# start of ENTRIES SUPPLIED

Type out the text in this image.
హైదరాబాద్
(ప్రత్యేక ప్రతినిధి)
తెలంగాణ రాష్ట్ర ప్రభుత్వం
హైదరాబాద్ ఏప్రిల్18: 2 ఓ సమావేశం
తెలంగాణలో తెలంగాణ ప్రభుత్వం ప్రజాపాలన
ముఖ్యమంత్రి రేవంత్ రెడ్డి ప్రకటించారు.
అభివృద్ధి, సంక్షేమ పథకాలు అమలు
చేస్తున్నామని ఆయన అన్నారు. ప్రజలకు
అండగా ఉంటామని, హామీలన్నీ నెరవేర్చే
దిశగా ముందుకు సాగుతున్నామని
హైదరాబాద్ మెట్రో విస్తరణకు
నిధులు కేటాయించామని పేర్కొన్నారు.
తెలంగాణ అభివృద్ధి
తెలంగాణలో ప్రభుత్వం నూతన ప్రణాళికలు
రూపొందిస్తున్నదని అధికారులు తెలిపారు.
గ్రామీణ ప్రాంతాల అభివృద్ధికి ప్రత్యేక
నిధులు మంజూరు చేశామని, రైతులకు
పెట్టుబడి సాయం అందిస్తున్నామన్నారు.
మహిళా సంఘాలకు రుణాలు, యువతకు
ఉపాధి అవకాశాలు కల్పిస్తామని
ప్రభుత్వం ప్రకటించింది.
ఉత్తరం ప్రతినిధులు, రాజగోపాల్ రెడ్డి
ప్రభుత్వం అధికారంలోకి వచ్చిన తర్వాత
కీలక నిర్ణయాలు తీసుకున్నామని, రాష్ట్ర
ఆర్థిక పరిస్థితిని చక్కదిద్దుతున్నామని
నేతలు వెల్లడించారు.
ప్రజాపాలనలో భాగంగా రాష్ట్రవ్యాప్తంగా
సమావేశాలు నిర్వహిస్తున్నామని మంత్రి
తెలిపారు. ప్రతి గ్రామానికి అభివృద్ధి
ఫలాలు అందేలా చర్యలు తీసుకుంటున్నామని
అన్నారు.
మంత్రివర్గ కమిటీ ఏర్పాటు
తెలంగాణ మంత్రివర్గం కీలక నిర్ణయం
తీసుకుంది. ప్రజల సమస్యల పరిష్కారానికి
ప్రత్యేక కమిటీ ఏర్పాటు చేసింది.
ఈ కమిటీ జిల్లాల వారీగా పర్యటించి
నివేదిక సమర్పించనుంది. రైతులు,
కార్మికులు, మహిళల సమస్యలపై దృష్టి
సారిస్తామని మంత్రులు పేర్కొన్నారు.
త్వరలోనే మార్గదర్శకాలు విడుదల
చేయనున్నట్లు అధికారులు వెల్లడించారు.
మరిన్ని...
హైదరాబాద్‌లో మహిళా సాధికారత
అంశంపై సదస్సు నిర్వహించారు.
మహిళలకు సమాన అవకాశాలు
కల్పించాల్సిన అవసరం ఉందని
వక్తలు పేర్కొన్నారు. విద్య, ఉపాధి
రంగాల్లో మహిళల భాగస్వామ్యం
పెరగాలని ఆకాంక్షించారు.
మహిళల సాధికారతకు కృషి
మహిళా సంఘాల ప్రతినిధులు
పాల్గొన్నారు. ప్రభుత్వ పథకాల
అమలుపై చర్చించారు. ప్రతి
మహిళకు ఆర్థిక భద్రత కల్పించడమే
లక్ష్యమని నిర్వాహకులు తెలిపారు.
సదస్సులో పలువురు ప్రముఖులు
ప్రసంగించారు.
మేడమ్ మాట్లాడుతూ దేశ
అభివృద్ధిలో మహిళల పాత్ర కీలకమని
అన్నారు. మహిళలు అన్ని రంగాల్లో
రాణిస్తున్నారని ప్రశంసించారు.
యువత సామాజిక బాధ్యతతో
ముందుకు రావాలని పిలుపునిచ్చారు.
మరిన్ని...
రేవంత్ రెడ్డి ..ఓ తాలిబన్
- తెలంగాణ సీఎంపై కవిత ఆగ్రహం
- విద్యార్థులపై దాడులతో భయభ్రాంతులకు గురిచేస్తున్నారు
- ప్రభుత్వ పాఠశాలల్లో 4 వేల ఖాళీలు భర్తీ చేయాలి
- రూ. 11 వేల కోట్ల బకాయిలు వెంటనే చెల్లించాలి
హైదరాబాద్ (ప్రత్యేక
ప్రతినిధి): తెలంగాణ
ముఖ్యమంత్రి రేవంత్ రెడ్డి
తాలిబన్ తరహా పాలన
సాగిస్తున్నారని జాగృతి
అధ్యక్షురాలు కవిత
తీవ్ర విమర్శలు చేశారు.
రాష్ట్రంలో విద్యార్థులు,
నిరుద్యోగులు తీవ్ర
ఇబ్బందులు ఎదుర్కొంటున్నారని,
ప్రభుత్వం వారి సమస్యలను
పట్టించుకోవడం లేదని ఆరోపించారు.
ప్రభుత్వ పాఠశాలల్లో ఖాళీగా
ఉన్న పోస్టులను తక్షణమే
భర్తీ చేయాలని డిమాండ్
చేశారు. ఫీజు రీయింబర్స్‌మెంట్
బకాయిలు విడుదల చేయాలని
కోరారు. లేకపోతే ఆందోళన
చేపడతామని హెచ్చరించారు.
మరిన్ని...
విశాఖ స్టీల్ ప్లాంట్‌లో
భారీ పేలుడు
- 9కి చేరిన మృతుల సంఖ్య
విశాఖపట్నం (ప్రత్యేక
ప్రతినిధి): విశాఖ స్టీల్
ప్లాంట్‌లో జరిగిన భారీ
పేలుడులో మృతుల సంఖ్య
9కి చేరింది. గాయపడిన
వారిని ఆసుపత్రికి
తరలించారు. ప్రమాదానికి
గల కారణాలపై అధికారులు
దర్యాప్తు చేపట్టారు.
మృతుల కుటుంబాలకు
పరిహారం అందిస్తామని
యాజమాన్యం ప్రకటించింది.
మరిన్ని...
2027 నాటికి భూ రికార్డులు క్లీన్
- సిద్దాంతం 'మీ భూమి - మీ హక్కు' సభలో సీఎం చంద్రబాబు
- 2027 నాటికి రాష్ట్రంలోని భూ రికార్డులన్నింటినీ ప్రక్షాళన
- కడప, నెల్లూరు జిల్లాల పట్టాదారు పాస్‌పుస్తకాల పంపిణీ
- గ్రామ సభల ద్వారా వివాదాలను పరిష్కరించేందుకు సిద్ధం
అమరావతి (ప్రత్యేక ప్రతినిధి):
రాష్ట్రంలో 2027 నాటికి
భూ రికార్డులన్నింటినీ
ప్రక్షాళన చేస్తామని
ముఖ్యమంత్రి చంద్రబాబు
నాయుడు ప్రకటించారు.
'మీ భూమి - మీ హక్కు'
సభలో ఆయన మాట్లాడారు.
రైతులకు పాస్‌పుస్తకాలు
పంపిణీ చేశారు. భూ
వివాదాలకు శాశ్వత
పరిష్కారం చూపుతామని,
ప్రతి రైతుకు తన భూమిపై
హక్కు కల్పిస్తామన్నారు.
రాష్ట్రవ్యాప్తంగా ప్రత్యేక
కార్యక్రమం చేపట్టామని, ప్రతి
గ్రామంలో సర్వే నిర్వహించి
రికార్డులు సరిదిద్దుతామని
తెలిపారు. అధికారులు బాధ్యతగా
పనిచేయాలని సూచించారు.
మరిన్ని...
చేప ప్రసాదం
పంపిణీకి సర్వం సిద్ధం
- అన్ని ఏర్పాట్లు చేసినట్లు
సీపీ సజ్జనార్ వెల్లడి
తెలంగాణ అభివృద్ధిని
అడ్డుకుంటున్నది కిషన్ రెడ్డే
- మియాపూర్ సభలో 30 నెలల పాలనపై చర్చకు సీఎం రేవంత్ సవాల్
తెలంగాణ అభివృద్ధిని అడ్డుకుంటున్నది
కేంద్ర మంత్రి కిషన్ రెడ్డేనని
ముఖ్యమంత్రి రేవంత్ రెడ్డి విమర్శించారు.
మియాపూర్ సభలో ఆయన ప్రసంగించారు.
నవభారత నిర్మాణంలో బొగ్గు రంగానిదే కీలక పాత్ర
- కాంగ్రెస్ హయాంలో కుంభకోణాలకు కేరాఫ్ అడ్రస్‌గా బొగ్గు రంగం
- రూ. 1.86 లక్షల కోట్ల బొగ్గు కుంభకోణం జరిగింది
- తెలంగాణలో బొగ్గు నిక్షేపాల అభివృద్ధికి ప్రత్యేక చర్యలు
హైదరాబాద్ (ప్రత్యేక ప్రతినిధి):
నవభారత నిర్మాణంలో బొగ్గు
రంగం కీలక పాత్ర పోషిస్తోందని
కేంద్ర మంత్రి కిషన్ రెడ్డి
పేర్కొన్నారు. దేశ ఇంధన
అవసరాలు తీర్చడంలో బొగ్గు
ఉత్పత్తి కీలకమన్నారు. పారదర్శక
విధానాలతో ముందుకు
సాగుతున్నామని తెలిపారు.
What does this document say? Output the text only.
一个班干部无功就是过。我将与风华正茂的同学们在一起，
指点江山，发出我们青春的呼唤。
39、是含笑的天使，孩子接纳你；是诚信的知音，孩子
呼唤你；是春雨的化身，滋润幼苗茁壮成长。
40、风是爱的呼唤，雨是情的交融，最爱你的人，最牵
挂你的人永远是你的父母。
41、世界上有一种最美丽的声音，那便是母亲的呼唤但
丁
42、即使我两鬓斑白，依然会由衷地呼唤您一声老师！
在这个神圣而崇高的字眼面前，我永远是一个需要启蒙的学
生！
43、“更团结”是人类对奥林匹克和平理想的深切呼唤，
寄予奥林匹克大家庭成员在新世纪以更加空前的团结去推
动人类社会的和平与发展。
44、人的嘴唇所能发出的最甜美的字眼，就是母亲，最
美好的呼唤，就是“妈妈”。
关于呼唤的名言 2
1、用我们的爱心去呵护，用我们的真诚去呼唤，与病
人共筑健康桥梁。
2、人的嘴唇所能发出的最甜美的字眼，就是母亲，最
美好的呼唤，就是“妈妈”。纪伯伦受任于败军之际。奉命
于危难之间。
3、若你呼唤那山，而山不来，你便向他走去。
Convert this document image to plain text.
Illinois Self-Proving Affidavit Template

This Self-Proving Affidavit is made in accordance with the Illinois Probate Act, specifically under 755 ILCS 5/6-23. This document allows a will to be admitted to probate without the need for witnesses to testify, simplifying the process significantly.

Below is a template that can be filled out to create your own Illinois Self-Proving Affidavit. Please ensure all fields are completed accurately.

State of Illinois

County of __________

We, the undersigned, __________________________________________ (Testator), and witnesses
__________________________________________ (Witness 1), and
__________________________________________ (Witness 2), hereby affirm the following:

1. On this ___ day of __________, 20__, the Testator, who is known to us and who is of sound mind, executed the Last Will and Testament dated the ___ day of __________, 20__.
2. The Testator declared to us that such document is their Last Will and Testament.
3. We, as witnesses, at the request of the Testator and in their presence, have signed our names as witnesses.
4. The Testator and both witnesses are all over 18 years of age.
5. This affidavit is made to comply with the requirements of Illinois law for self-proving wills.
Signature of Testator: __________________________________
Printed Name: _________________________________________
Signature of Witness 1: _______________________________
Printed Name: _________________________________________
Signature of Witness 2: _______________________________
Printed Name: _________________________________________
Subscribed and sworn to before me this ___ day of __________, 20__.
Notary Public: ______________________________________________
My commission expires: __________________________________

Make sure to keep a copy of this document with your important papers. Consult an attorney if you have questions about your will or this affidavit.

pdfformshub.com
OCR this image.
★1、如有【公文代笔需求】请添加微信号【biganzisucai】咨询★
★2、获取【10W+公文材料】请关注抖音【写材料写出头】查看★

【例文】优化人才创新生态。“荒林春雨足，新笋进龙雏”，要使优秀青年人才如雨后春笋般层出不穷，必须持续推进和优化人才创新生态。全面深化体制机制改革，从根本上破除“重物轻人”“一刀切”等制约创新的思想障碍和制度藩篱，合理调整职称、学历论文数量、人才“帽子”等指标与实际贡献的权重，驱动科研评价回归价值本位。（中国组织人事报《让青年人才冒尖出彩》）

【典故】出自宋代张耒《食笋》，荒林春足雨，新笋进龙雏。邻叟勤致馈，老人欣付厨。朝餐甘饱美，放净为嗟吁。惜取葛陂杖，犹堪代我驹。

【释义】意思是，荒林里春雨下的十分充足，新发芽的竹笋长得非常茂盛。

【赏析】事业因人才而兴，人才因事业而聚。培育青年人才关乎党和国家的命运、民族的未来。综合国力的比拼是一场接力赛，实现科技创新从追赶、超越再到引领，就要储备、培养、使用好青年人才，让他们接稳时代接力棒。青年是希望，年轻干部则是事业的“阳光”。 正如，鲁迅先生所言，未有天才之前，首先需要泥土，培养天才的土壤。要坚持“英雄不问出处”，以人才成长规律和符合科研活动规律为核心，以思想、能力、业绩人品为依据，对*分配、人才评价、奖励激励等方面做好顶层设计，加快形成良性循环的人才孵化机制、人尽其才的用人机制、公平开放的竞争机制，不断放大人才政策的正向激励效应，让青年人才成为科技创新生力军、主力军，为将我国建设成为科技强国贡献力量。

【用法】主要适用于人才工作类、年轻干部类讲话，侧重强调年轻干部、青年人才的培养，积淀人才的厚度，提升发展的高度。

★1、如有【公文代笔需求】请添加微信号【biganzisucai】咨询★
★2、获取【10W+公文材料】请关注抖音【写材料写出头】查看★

# end of ENTRIES SUPPLIED

**WHAT IS ASKED**:
Reply with only the number of lines in the material above where the string "లకమన" appears.

**WRITTEN ANSWER**:
2